▸ **TASK TO CARRY OUT**
All records below must be retyped exactly.

▸ **EXCERPTED DATA**

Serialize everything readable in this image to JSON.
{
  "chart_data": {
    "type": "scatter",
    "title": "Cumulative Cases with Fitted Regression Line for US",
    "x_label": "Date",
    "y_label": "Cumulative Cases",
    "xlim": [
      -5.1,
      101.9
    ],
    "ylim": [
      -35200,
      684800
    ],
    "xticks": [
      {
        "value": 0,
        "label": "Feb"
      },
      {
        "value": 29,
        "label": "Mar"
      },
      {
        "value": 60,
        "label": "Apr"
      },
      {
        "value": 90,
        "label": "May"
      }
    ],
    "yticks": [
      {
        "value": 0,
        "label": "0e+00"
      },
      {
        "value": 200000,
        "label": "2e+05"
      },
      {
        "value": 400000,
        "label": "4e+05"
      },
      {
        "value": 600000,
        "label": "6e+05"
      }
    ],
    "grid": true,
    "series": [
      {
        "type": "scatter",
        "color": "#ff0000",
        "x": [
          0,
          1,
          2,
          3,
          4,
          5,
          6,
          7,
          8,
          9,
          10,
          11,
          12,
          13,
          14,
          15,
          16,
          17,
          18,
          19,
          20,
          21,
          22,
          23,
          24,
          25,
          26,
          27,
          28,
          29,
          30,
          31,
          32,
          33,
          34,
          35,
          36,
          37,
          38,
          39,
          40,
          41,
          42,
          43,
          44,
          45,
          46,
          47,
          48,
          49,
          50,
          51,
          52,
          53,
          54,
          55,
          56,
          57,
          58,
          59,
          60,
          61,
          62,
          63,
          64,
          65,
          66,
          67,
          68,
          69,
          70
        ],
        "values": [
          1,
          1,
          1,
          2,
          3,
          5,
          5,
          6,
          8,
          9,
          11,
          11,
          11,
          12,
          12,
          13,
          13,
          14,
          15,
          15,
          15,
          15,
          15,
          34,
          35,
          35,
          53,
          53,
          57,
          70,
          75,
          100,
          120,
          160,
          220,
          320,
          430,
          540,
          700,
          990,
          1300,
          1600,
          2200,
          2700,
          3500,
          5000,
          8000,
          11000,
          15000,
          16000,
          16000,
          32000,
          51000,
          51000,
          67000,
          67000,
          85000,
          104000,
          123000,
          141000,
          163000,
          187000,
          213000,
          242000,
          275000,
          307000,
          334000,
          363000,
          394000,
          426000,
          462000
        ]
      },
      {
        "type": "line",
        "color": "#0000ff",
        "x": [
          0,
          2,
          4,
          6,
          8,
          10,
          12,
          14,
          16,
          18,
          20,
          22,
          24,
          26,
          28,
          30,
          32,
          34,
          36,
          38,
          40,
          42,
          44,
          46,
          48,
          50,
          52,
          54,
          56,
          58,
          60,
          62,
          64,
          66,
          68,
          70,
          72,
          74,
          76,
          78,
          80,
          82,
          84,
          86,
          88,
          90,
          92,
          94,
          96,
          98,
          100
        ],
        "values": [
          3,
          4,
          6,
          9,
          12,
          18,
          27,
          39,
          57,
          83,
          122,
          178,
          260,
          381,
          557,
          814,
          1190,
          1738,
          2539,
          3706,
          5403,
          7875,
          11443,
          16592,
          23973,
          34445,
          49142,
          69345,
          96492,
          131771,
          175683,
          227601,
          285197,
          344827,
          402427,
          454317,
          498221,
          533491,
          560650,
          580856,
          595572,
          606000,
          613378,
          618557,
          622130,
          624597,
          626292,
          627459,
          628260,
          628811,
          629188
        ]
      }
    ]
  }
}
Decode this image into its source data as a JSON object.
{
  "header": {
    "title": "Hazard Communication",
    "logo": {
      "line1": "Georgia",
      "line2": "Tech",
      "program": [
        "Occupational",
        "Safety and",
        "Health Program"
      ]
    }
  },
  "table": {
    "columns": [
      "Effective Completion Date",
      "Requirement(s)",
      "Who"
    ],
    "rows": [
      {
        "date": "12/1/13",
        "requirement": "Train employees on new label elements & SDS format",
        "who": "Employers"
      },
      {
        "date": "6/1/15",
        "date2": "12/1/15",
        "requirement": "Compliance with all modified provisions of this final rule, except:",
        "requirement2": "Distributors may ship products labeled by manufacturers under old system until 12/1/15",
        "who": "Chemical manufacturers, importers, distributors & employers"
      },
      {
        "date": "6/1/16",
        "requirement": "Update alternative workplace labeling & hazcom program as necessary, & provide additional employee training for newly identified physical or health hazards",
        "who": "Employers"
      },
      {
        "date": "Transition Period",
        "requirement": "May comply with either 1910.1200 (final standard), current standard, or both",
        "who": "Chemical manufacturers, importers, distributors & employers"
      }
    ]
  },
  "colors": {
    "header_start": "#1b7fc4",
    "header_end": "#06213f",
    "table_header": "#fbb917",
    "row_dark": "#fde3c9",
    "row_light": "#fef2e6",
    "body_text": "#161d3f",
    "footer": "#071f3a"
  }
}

▸ **FINISHED ANSWER**
Serialize everything readable in this image to JSON.
{
  "chart_data": {
    "type": "scatter",
    "title": "Cumulative Cases with Fitted Regression Line for US",
    "x_label": "Date",
    "y_label": "Cumulative Cases",
    "xlim": [
      -5.1,
      101.9
    ],
    "ylim": [
      -35200,
      684800
    ],
    "xticks": [
      {
        "value": 0,
        "label": "Feb"
      },
      {
        "value": 29,
        "label": "Mar"
      },
      {
        "value": 60,
        "label": "Apr"
      },
      {
        "value": 90,
        "label": "May"
      }
    ],
    "yticks": [
      {
        "value": 0,
        "label": "0e+00"
      },
      {
        "value": 200000,
        "label": "2e+05"
      },
      {
        "value": 400000,
        "label": "4e+05"
      },
      {
        "value": 600000,
        "label": "6e+05"
      }
    ],
    "grid": true,
    "series": [
      {
        "type": "scatter",
        "color": "#ff0000",
        "x": [
          0,
          1,
          2,
          3,
          4,
          5,
          6,
          7,
          8,
          9,
          10,
          11,
          12,
          13,
          14,
          15,
          16,
          17,
          18,
          19,
          20,
          21,
          22,
          23,
          24,
          25,
          26,
          27,
          28,
          29,
          30,
          31,
          32,
          33,
          34,
          35,
          36,
          37,
          38,
          39,
          40,
          41,
          42,
          43,
          44,
          45,
          46,
          47,
          48,
          49,
          50,
          51,
          52,
          53,
          54,
          55,
          56,
          57,
          58,
          59,
          60,
          61,
          62,
          63,
          64,
          65,
          66,
          67,
          68,
          69,
          70
        ],
        "values": [
          1,
          1,
          1,
          2,
          3,
          5,
          5,
          6,
          8,
          9,
          11,
          11,
          11,
          12,
          12,
          13,
          13,
          14,
          15,
          15,
          15,
          15,
          15,
          34,
          35,
          35,
          53,
          53,
          57,
          70,
          75,
          100,
          120,
          160,
          220,
          320,
          430,
          540,
          700,
          990,
          1300,
          1600,
          2200,
          2700,
          3500,
          5000,
          8000,
          11000,
          15000,
          16000,
          16000,
          32000,
          51000,
          51000,
          67000,
          67000,
          85000,
          104000,
          123000,
          141000,
          163000,
          187000,
          213000,
          242000,
          275000,
          307000,
          334000,
          363000,
          394000,
          426000,
          462000
        ]
      },
      {
        "type": "line",
        "color": "#0000ff",
        "x": [
          0,
          2,
          4,
          6,
          8,
          10,
          12,
          14,
          16,
          18,
          20,
          22,
          24,
          26,
          28,
          30,
          32,
          34,
          36,
          38,
          40,
          42,
          44,
          46,
          48,
          50,
          52,
          54,
          56,
          58,
          60,
          62,
          64,
          66,
          68,
          70,
          72,
          74,
          76,
          78,
          80,
          82,
          84,
          86,
          88,
          90,
          92,
          94,
          96,
          98,
          100
        ],
        "values": [
          3,
          4,
          6,
          9,
          12,
          18,
          27,
          39,
          57,
          83,
          122,
          178,
          260,
          381,
          557,
          814,
          1190,
          1738,
          2539,
          3706,
          5403,
          7875,
          11443,
          16592,
          23973,
          34445,
          49142,
          69345,
          96492,
          131771,
          175683,
          227601,
          285197,
          344827,
          402427,
          454317,
          498221,
          533491,
          560650,
          580856,
          595572,
          606000,
          613378,
          618557,
          622130,
          624597,
          626292,
          627459,
          628260,
          628811,
          629188
        ]
      }
    ]
  }
}
Decode this image into its source data as a JSON object.
{
  "header": {
    "title": "Hazard Communication",
    "logo": {
      "line1": "Georgia",
      "line2": "Tech",
      "program": [
        "Occupational",
        "Safety and",
        "Health Program"
      ]
    }
  },
  "table": {
    "columns": [
      "Effective Completion Date",
      "Requirement(s)",
      "Who"
    ],
    "rows": [
      {
        "date": "12/1/13",
        "requirement": "Train employees on new label elements & SDS format",
        "who": "Employers"
      },
      {
        "date": "6/1/15",
        "date2": "12/1/15",
        "requirement": "Compliance with all modified provisions of this final rule, except:",
        "requirement2": "Distributors may ship products labeled by manufacturers under old system until 12/1/15",
        "who": "Chemical manufacturers, importers, distributors & employers"
      },
      {
        "date": "6/1/16",
        "requirement": "Update alternative workplace labeling & hazcom program as necessary, & provide additional employee training for newly identified physical or health hazards",
        "who": "Employers"
      },
      {
        "date": "Transition Period",
        "requirement": "May comply with either 1910.1200 (final standard), current standard, or both",
        "who": "Chemical manufacturers, importers, distributors & employers"
      }
    ]
  },
  "colors": {
    "header_start": "#1b7fc4",
    "header_end": "#06213f",
    "table_header": "#fbb917",
    "row_dark": "#fde3c9",
    "row_light": "#fef2e6",
    "body_text": "#161d3f",
    "footer": "#071f3a"
  }
}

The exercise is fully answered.